> **PROBLEM DESCRIPTION**:
Write out each record again exactly as it stands.

:: RECORDS FOR THIS EXERCISE

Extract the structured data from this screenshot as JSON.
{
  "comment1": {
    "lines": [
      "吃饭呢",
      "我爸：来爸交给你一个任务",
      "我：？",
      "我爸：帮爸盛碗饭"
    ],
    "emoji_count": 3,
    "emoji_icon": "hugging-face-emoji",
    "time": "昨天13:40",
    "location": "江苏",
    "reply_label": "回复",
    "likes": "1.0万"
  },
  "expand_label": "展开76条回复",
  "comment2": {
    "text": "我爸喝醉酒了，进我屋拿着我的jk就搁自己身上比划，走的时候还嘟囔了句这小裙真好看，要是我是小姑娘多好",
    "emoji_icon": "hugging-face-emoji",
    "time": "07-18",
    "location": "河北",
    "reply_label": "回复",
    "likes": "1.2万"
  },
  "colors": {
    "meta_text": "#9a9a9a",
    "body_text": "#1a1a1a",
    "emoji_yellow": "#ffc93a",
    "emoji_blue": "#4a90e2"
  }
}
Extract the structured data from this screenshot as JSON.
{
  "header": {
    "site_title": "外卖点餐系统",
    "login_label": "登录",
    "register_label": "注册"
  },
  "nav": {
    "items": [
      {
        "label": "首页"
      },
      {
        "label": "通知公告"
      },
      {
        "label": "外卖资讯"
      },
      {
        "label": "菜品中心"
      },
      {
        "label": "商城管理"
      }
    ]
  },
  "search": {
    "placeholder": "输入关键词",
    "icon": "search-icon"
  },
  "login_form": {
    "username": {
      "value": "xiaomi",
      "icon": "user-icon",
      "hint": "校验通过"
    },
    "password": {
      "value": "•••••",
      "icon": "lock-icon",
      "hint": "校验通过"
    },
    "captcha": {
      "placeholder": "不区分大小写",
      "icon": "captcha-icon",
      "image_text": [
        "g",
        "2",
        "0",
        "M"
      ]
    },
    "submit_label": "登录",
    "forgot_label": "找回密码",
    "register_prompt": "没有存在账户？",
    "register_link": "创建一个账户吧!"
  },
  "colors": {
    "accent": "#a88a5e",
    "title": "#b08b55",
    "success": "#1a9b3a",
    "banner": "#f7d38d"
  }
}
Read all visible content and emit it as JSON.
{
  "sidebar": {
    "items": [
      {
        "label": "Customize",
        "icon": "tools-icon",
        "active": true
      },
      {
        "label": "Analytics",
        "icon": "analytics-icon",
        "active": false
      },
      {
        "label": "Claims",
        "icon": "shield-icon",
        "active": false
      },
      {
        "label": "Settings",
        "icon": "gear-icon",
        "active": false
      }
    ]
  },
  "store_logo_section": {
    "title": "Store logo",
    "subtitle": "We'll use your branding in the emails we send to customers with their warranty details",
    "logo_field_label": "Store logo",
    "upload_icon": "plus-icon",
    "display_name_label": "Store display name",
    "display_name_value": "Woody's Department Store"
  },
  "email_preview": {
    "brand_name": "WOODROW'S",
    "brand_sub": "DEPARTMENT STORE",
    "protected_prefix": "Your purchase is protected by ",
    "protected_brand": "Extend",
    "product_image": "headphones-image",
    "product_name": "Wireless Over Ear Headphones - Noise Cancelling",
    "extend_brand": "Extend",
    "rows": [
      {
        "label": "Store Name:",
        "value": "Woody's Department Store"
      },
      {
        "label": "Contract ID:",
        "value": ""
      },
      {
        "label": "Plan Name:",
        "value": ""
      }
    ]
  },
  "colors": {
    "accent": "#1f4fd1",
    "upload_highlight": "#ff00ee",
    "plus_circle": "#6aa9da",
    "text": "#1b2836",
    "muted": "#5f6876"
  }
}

::::

> **IN RESPONSE**:
Extract the structured data from this screenshot as JSON.
{
  "comment1": {
    "lines": [
      "吃饭呢",
      "我爸：来爸交给你一个任务",
      "我：？",
      "我爸：帮爸盛碗饭"
    ],
    "emoji_count": 3,
    "emoji_icon": "hugging-face-emoji",
    "time": "昨天13:40",
    "location": "江苏",
    "reply_label": "回复",
    "likes": "1.0万"
  },
  "expand_label": "展开76条回复",
  "comment2": {
    "text": "我爸喝醉酒了，进我屋拿着我的jk就搁自己身上比划，走的时候还嘟囔了句这小裙真好看，要是我是小姑娘多好",
    "emoji_icon": "hugging-face-emoji",
    "time": "07-18",
    "location": "河北",
    "reply_label": "回复",
    "likes": "1.2万"
  },
  "colors": {
    "meta_text": "#9a9a9a",
    "body_text": "#1a1a1a",
    "emoji_yellow": "#ffc93a",
    "emoji_blue": "#4a90e2"
  }
}
Extract the structured data from this screenshot as JSON.
{
  "header": {
    "site_title": "外卖点餐系统",
    "login_label": "登录",
    "register_label": "注册"
  },
  "nav": {
    "items": [
      {
        "label": "首页"
      },
      {
        "label": "通知公告"
      },
      {
        "label": "外卖资讯"
      },
      {
        "label": "菜品中心"
      },
      {
        "label": "商城管理"
      }
    ]
  },
  "search": {
    "placeholder": "输入关键词",
    "icon": "search-icon"
  },
  "login_form": {
    "username": {
      "value": "xiaomi",
      "icon": "user-icon",
      "hint": "校验通过"
    },
    "password": {
      "value": "•••••",
      "icon": "lock-icon",
      "hint": "校验通过"
    },
    "captcha": {
      "placeholder": "不区分大小写",
      "icon": "captcha-icon",
      "image_text": [
        "g",
        "2",
        "0",
        "M"
      ]
    },
    "submit_label": "登录",
    "forgot_label": "找回密码",
    "register_prompt": "没有存在账户？",
    "register_link": "创建一个账户吧!"
  },
  "colors": {
    "accent": "#a88a5e",
    "title": "#b08b55",
    "success": "#1a9b3a",
    "banner": "#f7d38d"
  }
}
Read all visible content and emit it as JSON.
{
  "sidebar": {
    "items": [
      {
        "label": "Customize",
        "icon": "tools-icon",
        "active": true
      },
      {
        "label": "Analytics",
        "icon": "analytics-icon",
        "active": false
      },
      {
        "label": "Claims",
        "icon": "shield-icon",
        "active": false
      },
      {
        "label": "Settings",
        "icon": "gear-icon",
        "active": false
      }
    ]
  },
  "store_logo_section": {
    "title": "Store logo",
    "subtitle": "We'll use your branding in the emails we send to customers with their warranty details",
    "logo_field_label": "Store logo",
    "upload_icon": "plus-icon",
    "display_name_label": "Store display name",
    "display_name_value": "Woody's Department Store"
  },
  "email_preview": {
    "brand_name": "WOODROW'S",
    "brand_sub": "DEPARTMENT STORE",
    "protected_prefix": "Your purchase is protected by ",
    "protected_brand": "Extend",
    "product_image": "headphones-image",
    "product_name": "Wireless Over Ear Headphones - Noise Cancelling",
    "extend_brand": "Extend",
    "rows": [
      {
        "label": "Store Name:",
        "value": "Woody's Department Store"
      },
      {
        "label": "Contract ID:",
        "value": ""
      },
      {
        "label": "Plan Name:",
        "value": ""
      }
    ]
  },
  "colors": {
    "accent": "#1f4fd1",
    "upload_highlight": "#ff00ee",
    "plus_circle": "#6aa9da",
    "text": "#1b2836",
    "muted": "#5f6876"
  }
}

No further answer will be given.